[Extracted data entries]
===

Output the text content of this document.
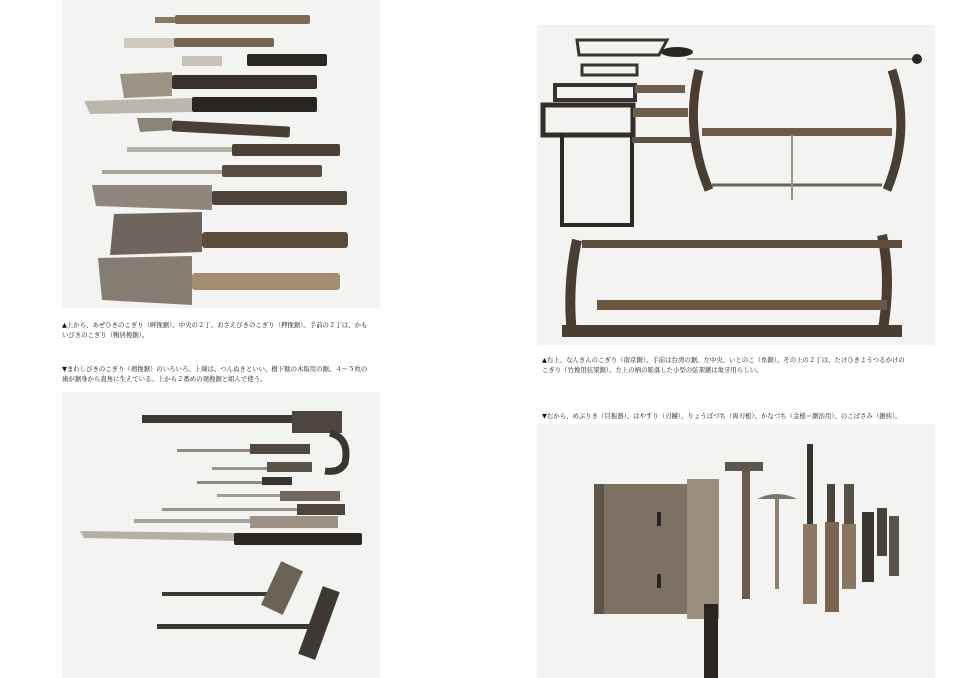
▲上から、あぜひきのこぎり（畔挽鋸）。中央の２丁、おさえびきのこぎり（押挽鋸）。手前の２丁は、かも
いびきのこぎり（鴨居挽鋸）。
▼まわしびきのこぎり（廻挽鋸）のいろいろ。上端は、つんぬきといい、樹下駄の木取用の鋸。４～５枚の
歯が鋸身から直角に生えている。上から２番めの廻挽鋸と組んで使う。
▲右上、なんきんのこぎり（南京鋸）。手前は台湾の鋸。左中央、いとのこ（糸鋸）。その上の２丁は、たけひきようつるかけの
こぎり（竹挽用弦架鋸）。左上の柄の彫落した小型の弦架鋸は象牙用らしい。
▼右から、めぶりき（目振器）、はやすり（刃鑢）、りょうばづち（両刃槌）、かなづち（金槌＝鋸治用）、のこばさみ（鋸挟）。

===

(Exercise objective):
Write out every entry again word for word, without any of the pictures.

(Written reply):
Output the text content of this document.
▲上から、あぜひきのこぎり（畔挽鋸）。中央の２丁、おさえびきのこぎり（押挽鋸）。手前の２丁は、かも
いびきのこぎり（鴨居挽鋸）。
▼まわしびきのこぎり（廻挽鋸）のいろいろ。上端は、つんぬきといい、樹下駄の木取用の鋸。４～５枚の
歯が鋸身から直角に生えている。上から２番めの廻挽鋸と組んで使う。
▲右上、なんきんのこぎり（南京鋸）。手前は台湾の鋸。左中央、いとのこ（糸鋸）。その上の２丁は、たけひきようつるかけの
こぎり（竹挽用弦架鋸）。左上の柄の彫落した小型の弦架鋸は象牙用らしい。
▼右から、めぶりき（目振器）、はやすり（刃鑢）、りょうばづち（両刃槌）、かなづち（金槌＝鋸治用）、のこばさみ（鋸挟）。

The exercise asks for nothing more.